[Collected data entries]
** start **

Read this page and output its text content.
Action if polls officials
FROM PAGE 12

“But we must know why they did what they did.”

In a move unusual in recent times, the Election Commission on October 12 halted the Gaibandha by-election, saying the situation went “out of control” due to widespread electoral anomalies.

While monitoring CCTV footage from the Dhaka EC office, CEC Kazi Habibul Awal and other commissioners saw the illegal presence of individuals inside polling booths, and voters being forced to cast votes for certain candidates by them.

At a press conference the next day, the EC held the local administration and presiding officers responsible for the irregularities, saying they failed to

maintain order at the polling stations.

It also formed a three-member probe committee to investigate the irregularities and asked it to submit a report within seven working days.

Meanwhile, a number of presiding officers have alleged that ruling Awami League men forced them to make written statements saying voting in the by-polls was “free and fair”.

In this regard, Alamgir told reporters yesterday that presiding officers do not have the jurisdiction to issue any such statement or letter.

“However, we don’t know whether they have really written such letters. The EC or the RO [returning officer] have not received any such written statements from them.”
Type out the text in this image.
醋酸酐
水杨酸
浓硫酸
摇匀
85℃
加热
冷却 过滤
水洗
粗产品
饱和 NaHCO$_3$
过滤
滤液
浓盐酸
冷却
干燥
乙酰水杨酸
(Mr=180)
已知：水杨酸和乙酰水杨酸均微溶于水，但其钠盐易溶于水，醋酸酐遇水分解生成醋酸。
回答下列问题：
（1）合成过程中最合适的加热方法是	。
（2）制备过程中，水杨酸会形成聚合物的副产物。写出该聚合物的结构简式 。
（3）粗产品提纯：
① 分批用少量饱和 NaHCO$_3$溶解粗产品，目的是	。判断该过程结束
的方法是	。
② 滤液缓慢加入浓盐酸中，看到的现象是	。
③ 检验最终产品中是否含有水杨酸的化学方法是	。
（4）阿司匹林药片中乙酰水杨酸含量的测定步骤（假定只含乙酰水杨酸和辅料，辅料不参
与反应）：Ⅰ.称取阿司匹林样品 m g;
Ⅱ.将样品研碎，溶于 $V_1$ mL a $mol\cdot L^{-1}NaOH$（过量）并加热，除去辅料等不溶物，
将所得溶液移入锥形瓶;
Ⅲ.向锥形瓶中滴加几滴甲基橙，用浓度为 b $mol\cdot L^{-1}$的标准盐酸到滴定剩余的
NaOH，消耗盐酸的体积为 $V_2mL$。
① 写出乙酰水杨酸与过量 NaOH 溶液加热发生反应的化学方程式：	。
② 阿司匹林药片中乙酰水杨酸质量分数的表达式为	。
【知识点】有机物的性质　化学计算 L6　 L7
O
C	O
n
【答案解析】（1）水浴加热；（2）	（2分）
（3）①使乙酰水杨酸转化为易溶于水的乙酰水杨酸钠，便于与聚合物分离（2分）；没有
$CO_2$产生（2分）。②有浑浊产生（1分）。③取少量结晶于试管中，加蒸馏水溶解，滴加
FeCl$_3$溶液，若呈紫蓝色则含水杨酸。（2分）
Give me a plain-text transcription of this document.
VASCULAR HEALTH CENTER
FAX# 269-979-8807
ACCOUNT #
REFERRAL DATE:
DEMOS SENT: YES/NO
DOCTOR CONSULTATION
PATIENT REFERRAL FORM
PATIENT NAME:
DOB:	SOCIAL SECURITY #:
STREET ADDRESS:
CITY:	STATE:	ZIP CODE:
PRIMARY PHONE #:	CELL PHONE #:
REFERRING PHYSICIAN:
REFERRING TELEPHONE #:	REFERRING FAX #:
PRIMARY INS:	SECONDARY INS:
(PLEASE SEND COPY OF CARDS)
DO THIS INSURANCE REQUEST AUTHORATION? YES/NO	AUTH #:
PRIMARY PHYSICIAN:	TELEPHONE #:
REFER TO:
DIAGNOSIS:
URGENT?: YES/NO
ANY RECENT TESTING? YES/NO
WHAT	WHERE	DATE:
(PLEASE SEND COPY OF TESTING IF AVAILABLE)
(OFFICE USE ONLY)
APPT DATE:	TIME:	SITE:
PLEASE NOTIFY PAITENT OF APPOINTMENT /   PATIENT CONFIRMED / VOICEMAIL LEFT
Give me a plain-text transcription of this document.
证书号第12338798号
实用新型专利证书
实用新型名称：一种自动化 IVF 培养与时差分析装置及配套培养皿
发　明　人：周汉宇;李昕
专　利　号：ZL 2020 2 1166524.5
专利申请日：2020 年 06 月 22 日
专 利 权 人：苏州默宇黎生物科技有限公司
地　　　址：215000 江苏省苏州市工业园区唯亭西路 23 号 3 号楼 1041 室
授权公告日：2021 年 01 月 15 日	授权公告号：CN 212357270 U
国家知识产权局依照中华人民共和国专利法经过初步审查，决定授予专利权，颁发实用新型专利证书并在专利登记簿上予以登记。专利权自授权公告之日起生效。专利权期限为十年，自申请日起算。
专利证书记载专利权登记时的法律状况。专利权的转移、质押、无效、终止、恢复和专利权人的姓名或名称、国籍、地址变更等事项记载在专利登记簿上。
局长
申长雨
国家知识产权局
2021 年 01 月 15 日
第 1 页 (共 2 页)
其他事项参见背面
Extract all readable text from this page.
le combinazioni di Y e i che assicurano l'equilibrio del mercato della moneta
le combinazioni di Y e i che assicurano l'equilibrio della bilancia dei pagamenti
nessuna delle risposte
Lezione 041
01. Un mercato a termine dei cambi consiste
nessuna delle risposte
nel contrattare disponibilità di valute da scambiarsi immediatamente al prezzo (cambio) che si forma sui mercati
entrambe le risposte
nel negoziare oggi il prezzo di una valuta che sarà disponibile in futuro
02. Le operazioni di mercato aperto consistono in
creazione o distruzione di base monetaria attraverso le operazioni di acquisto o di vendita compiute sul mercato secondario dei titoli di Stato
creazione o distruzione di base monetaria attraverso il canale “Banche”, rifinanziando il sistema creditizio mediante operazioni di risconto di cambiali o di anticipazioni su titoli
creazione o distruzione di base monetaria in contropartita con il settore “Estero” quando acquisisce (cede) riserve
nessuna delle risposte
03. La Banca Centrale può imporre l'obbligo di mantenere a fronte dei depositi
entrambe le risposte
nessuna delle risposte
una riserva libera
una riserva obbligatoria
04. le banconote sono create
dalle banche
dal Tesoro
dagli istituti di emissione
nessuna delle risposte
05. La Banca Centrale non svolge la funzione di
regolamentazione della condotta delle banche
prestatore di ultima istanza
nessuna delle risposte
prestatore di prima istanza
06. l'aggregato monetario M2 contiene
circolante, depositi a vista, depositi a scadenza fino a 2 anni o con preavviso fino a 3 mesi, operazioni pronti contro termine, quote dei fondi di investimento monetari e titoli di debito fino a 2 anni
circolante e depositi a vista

** end **

» Work to be completed:
Spot every line that holds "statements" and copy it.

» Reply to the exercise:
Meanwhile, a number of presiding officers have alleged that ruling Awami League men forced them to make written statements saying voting in the by-polls was “free and fair”.
“However, we don’t know whether they have really written such letters. The EC or the RO [returning officer] have not received any such written statements from them.”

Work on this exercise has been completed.